■ CHALLENGE:
Output all of the data below exactly as given.

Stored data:
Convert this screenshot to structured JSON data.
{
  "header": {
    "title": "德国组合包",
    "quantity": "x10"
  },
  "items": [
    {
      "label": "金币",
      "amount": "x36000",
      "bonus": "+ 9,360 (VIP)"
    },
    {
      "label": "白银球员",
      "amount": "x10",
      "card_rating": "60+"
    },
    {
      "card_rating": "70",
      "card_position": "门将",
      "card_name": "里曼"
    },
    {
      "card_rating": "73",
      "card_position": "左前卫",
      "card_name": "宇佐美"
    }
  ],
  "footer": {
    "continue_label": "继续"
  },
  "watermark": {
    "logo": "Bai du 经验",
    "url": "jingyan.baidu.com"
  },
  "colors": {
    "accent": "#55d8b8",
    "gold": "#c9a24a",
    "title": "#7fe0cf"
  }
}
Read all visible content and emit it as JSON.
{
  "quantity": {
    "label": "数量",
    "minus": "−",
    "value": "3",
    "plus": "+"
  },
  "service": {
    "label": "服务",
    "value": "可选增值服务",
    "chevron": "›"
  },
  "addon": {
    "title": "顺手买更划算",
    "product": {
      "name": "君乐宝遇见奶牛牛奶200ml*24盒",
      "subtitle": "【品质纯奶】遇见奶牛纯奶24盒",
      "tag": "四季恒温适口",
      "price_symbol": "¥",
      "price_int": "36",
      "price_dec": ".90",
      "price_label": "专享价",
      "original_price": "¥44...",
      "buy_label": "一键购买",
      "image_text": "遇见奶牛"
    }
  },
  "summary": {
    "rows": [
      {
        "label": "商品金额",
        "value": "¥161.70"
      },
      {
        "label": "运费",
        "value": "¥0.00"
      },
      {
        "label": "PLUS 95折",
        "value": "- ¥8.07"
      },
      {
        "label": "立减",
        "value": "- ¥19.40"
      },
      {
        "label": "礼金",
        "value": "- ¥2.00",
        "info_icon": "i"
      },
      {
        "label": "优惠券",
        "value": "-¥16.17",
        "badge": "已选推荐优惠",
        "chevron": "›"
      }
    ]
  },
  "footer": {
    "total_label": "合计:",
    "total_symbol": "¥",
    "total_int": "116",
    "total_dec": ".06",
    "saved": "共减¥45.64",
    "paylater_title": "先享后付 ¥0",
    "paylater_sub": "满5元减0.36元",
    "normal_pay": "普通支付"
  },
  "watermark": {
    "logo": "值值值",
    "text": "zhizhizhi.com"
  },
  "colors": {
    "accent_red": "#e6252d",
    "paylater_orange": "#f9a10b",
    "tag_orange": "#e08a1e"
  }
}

■ WRITTEN REPLY:
Convert this screenshot to structured JSON data.
{
  "header": {
    "title": "德国组合包",
    "quantity": "x10"
  },
  "items": [
    {
      "label": "金币",
      "amount": "x36000",
      "bonus": "+ 9,360 (VIP)"
    },
    {
      "label": "白银球员",
      "amount": "x10",
      "card_rating": "60+"
    },
    {
      "card_rating": "70",
      "card_position": "门将",
      "card_name": "里曼"
    },
    {
      "card_rating": "73",
      "card_position": "左前卫",
      "card_name": "宇佐美"
    }
  ],
  "footer": {
    "continue_label": "继续"
  },
  "watermark": {
    "logo": "Bai du 经验",
    "url": "jingyan.baidu.com"
  },
  "colors": {
    "accent": "#55d8b8",
    "gold": "#c9a24a",
    "title": "#7fe0cf"
  }
}
Read all visible content and emit it as JSON.
{
  "quantity": {
    "label": "数量",
    "minus": "−",
    "value": "3",
    "plus": "+"
  },
  "service": {
    "label": "服务",
    "value": "可选增值服务",
    "chevron": "›"
  },
  "addon": {
    "title": "顺手买更划算",
    "product": {
      "name": "君乐宝遇见奶牛牛奶200ml*24盒",
      "subtitle": "【品质纯奶】遇见奶牛纯奶24盒",
      "tag": "四季恒温适口",
      "price_symbol": "¥",
      "price_int": "36",
      "price_dec": ".90",
      "price_label": "专享价",
      "original_price": "¥44...",
      "buy_label": "一键购买",
      "image_text": "遇见奶牛"
    }
  },
  "summary": {
    "rows": [
      {
        "label": "商品金额",
        "value": "¥161.70"
      },
      {
        "label": "运费",
        "value": "¥0.00"
      },
      {
        "label": "PLUS 95折",
        "value": "- ¥8.07"
      },
      {
        "label": "立减",
        "value": "- ¥19.40"
      },
      {
        "label": "礼金",
        "value": "- ¥2.00",
        "info_icon": "i"
      },
      {
        "label": "优惠券",
        "value": "-¥16.17",
        "badge": "已选推荐优惠",
        "chevron": "›"
      }
    ]
  },
  "footer": {
    "total_label": "合计:",
    "total_symbol": "¥",
    "total_int": "116",
    "total_dec": ".06",
    "saved": "共减¥45.64",
    "paylater_title": "先享后付 ¥0",
    "paylater_sub": "满5元减0.36元",
    "normal_pay": "普通支付"
  },
  "watermark": {
    "logo": "值值值",
    "text": "zhizhizhi.com"
  },
  "colors": {
    "accent_red": "#e6252d",
    "paylater_orange": "#f9a10b",
    "tag_orange": "#e08a1e"
  }
}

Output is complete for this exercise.